# Start of Given entries

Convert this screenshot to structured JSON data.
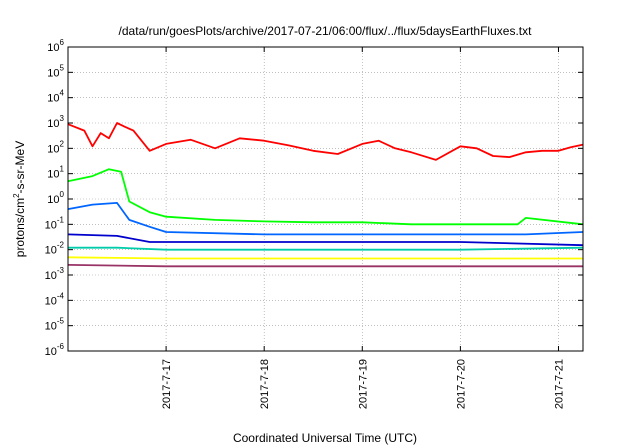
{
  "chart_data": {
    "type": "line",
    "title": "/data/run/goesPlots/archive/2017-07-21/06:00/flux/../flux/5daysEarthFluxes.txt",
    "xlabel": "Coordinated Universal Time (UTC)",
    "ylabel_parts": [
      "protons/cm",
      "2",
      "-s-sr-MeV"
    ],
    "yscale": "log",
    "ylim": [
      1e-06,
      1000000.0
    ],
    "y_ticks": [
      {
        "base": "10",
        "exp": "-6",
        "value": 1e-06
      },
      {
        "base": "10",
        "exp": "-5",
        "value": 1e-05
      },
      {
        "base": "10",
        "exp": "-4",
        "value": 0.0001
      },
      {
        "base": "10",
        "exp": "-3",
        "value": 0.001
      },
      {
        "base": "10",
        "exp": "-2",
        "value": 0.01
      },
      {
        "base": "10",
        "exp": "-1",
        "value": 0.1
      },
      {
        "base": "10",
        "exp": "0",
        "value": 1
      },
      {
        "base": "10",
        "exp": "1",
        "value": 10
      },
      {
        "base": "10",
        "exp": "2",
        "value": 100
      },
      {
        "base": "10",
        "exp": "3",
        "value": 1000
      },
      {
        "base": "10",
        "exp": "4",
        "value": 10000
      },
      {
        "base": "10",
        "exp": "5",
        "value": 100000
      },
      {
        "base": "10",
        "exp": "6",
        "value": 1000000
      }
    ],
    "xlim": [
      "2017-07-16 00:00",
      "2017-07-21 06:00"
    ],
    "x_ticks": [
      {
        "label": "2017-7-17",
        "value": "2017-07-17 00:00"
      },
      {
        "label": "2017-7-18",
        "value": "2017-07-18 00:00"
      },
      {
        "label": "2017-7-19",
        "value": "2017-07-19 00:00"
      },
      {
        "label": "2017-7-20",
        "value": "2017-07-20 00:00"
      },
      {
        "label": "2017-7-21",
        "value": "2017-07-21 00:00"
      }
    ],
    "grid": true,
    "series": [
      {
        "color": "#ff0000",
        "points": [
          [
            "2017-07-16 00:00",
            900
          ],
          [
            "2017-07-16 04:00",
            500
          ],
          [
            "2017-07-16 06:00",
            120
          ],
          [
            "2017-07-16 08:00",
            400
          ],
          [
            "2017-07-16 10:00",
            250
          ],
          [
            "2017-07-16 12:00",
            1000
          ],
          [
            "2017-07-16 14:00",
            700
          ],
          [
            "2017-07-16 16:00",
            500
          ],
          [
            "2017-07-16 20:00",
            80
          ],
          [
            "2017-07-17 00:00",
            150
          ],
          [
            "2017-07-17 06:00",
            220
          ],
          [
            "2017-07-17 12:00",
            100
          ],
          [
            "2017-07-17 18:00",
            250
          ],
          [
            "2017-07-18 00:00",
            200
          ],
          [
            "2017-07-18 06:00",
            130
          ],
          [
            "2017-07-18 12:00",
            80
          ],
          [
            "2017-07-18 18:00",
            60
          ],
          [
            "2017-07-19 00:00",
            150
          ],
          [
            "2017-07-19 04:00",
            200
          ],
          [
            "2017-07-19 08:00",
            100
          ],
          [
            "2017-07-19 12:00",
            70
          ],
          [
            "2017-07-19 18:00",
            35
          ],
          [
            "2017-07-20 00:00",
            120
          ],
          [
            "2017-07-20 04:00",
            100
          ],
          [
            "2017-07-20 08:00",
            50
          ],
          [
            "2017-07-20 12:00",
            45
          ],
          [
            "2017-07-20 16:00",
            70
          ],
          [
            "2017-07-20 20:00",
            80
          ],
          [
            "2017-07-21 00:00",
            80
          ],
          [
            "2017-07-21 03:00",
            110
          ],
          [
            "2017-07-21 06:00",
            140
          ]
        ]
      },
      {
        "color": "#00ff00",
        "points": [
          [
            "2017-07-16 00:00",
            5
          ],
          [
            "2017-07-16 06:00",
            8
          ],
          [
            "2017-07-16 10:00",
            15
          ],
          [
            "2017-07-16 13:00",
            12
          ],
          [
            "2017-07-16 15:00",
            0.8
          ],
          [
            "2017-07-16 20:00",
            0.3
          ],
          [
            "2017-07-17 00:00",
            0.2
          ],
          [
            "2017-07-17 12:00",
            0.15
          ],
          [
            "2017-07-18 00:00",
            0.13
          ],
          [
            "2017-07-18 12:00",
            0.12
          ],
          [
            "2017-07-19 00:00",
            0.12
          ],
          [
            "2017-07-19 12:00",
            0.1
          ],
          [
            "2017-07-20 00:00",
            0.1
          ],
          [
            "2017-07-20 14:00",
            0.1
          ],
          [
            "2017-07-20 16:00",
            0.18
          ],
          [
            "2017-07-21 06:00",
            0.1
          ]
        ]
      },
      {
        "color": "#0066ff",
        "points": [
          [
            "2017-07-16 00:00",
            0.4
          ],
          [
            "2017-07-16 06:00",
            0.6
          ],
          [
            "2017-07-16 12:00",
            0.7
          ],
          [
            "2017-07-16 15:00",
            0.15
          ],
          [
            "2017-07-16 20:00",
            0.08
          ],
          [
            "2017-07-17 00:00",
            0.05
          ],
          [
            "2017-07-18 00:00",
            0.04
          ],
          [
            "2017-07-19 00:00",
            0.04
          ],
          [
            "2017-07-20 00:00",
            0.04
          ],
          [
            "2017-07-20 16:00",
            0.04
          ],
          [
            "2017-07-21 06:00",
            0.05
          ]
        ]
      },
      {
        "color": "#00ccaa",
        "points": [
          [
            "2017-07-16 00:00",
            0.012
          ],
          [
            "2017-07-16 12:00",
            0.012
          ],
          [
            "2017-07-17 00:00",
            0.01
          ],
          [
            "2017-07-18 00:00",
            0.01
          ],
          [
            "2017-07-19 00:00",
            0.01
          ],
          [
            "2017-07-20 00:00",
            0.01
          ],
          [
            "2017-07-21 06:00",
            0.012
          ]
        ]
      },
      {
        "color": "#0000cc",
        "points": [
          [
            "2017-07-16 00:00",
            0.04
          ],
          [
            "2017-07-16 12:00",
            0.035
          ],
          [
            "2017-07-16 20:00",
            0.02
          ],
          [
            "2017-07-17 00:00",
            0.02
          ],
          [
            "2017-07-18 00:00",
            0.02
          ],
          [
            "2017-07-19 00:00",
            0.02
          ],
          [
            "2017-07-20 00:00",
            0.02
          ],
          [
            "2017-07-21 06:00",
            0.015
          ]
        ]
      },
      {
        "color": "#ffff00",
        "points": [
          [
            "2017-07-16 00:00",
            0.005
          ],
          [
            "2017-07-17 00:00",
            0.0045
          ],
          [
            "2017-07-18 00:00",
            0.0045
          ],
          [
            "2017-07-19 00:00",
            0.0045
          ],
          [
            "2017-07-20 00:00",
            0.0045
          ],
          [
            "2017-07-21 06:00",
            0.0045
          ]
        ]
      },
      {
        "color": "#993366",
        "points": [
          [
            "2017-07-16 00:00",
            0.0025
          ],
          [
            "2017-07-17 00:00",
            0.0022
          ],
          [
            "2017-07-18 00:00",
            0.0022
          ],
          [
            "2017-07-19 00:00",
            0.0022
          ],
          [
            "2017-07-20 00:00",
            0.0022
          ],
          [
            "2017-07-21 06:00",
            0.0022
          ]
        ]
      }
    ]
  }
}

# End of Given entries

• **Brief**
Quote the records in full and exactly; skip any image.

• **Answer to this task**
Convert this screenshot to structured JSON data.
{
  "chart_data": {
    "type": "line",
    "title": "/data/run/goesPlots/archive/2017-07-21/06:00/flux/../flux/5daysEarthFluxes.txt",
    "xlabel": "Coordinated Universal Time (UTC)",
    "ylabel_parts": [
      "protons/cm",
      "2",
      "-s-sr-MeV"
    ],
    "yscale": "log",
    "ylim": [
      1e-06,
      1000000.0
    ],
    "y_ticks": [
      {
        "base": "10",
        "exp": "-6",
        "value": 1e-06
      },
      {
        "base": "10",
        "exp": "-5",
        "value": 1e-05
      },
      {
        "base": "10",
        "exp": "-4",
        "value": 0.0001
      },
      {
        "base": "10",
        "exp": "-3",
        "value": 0.001
      },
      {
        "base": "10",
        "exp": "-2",
        "value": 0.01
      },
      {
        "base": "10",
        "exp": "-1",
        "value": 0.1
      },
      {
        "base": "10",
        "exp": "0",
        "value": 1
      },
      {
        "base": "10",
        "exp": "1",
        "value": 10
      },
      {
        "base": "10",
        "exp": "2",
        "value": 100
      },
      {
        "base": "10",
        "exp": "3",
        "value": 1000
      },
      {
        "base": "10",
        "exp": "4",
        "value": 10000
      },
      {
        "base": "10",
        "exp": "5",
        "value": 100000
      },
      {
        "base": "10",
        "exp": "6",
        "value": 1000000
      }
    ],
    "xlim": [
      "2017-07-16 00:00",
      "2017-07-21 06:00"
    ],
    "x_ticks": [
      {
        "label": "2017-7-17",
        "value": "2017-07-17 00:00"
      },
      {
        "label": "2017-7-18",
        "value": "2017-07-18 00:00"
      },
      {
        "label": "2017-7-19",
        "value": "2017-07-19 00:00"
      },
      {
        "label": "2017-7-20",
        "value": "2017-07-20 00:00"
      },
      {
        "label": "2017-7-21",
        "value": "2017-07-21 00:00"
      }
    ],
    "grid": true,
    "series": [
      {
        "color": "#ff0000",
        "points": [
          [
            "2017-07-16 00:00",
            900
          ],
          [
            "2017-07-16 04:00",
            500
          ],
          [
            "2017-07-16 06:00",
            120
          ],
          [
            "2017-07-16 08:00",
            400
          ],
          [
            "2017-07-16 10:00",
            250
          ],
          [
            "2017-07-16 12:00",
            1000
          ],
          [
            "2017-07-16 14:00",
            700
          ],
          [
            "2017-07-16 16:00",
            500
          ],
          [
            "2017-07-16 20:00",
            80
          ],
          [
            "2017-07-17 00:00",
            150
          ],
          [
            "2017-07-17 06:00",
            220
          ],
          [
            "2017-07-17 12:00",
            100
          ],
          [
            "2017-07-17 18:00",
            250
          ],
          [
            "2017-07-18 00:00",
            200
          ],
          [
            "2017-07-18 06:00",
            130
          ],
          [
            "2017-07-18 12:00",
            80
          ],
          [
            "2017-07-18 18:00",
            60
          ],
          [
            "2017-07-19 00:00",
            150
          ],
          [
            "2017-07-19 04:00",
            200
          ],
          [
            "2017-07-19 08:00",
            100
          ],
          [
            "2017-07-19 12:00",
            70
          ],
          [
            "2017-07-19 18:00",
            35
          ],
          [
            "2017-07-20 00:00",
            120
          ],
          [
            "2017-07-20 04:00",
            100
          ],
          [
            "2017-07-20 08:00",
            50
          ],
          [
            "2017-07-20 12:00",
            45
          ],
          [
            "2017-07-20 16:00",
            70
          ],
          [
            "2017-07-20 20:00",
            80
          ],
          [
            "2017-07-21 00:00",
            80
          ],
          [
            "2017-07-21 03:00",
            110
          ],
          [
            "2017-07-21 06:00",
            140
          ]
        ]
      },
      {
        "color": "#00ff00",
        "points": [
          [
            "2017-07-16 00:00",
            5
          ],
          [
            "2017-07-16 06:00",
            8
          ],
          [
            "2017-07-16 10:00",
            15
          ],
          [
            "2017-07-16 13:00",
            12
          ],
          [
            "2017-07-16 15:00",
            0.8
          ],
          [
            "2017-07-16 20:00",
            0.3
          ],
          [
            "2017-07-17 00:00",
            0.2
          ],
          [
            "2017-07-17 12:00",
            0.15
          ],
          [
            "2017-07-18 00:00",
            0.13
          ],
          [
            "2017-07-18 12:00",
            0.12
          ],
          [
            "2017-07-19 00:00",
            0.12
          ],
          [
            "2017-07-19 12:00",
            0.1
          ],
          [
            "2017-07-20 00:00",
            0.1
          ],
          [
            "2017-07-20 14:00",
            0.1
          ],
          [
            "2017-07-20 16:00",
            0.18
          ],
          [
            "2017-07-21 06:00",
            0.1
          ]
        ]
      },
      {
        "color": "#0066ff",
        "points": [
          [
            "2017-07-16 00:00",
            0.4
          ],
          [
            "2017-07-16 06:00",
            0.6
          ],
          [
            "2017-07-16 12:00",
            0.7
          ],
          [
            "2017-07-16 15:00",
            0.15
          ],
          [
            "2017-07-16 20:00",
            0.08
          ],
          [
            "2017-07-17 00:00",
            0.05
          ],
          [
            "2017-07-18 00:00",
            0.04
          ],
          [
            "2017-07-19 00:00",
            0.04
          ],
          [
            "2017-07-20 00:00",
            0.04
          ],
          [
            "2017-07-20 16:00",
            0.04
          ],
          [
            "2017-07-21 06:00",
            0.05
          ]
        ]
      },
      {
        "color": "#00ccaa",
        "points": [
          [
            "2017-07-16 00:00",
            0.012
          ],
          [
            "2017-07-16 12:00",
            0.012
          ],
          [
            "2017-07-17 00:00",
            0.01
          ],
          [
            "2017-07-18 00:00",
            0.01
          ],
          [
            "2017-07-19 00:00",
            0.01
          ],
          [
            "2017-07-20 00:00",
            0.01
          ],
          [
            "2017-07-21 06:00",
            0.012
          ]
        ]
      },
      {
        "color": "#0000cc",
        "points": [
          [
            "2017-07-16 00:00",
            0.04
          ],
          [
            "2017-07-16 12:00",
            0.035
          ],
          [
            "2017-07-16 20:00",
            0.02
          ],
          [
            "2017-07-17 00:00",
            0.02
          ],
          [
            "2017-07-18 00:00",
            0.02
          ],
          [
            "2017-07-19 00:00",
            0.02
          ],
          [
            "2017-07-20 00:00",
            0.02
          ],
          [
            "2017-07-21 06:00",
            0.015
          ]
        ]
      },
      {
        "color": "#ffff00",
        "points": [
          [
            "2017-07-16 00:00",
            0.005
          ],
          [
            "2017-07-17 00:00",
            0.0045
          ],
          [
            "2017-07-18 00:00",
            0.0045
          ],
          [
            "2017-07-19 00:00",
            0.0045
          ],
          [
            "2017-07-20 00:00",
            0.0045
          ],
          [
            "2017-07-21 06:00",
            0.0045
          ]
        ]
      },
      {
        "color": "#993366",
        "points": [
          [
            "2017-07-16 00:00",
            0.0025
          ],
          [
            "2017-07-17 00:00",
            0.0022
          ],
          [
            "2017-07-18 00:00",
            0.0022
          ],
          [
            "2017-07-19 00:00",
            0.0022
          ],
          [
            "2017-07-20 00:00",
            0.0022
          ],
          [
            "2017-07-21 06:00",
            0.0022
          ]
        ]
      }
    ]
  }
}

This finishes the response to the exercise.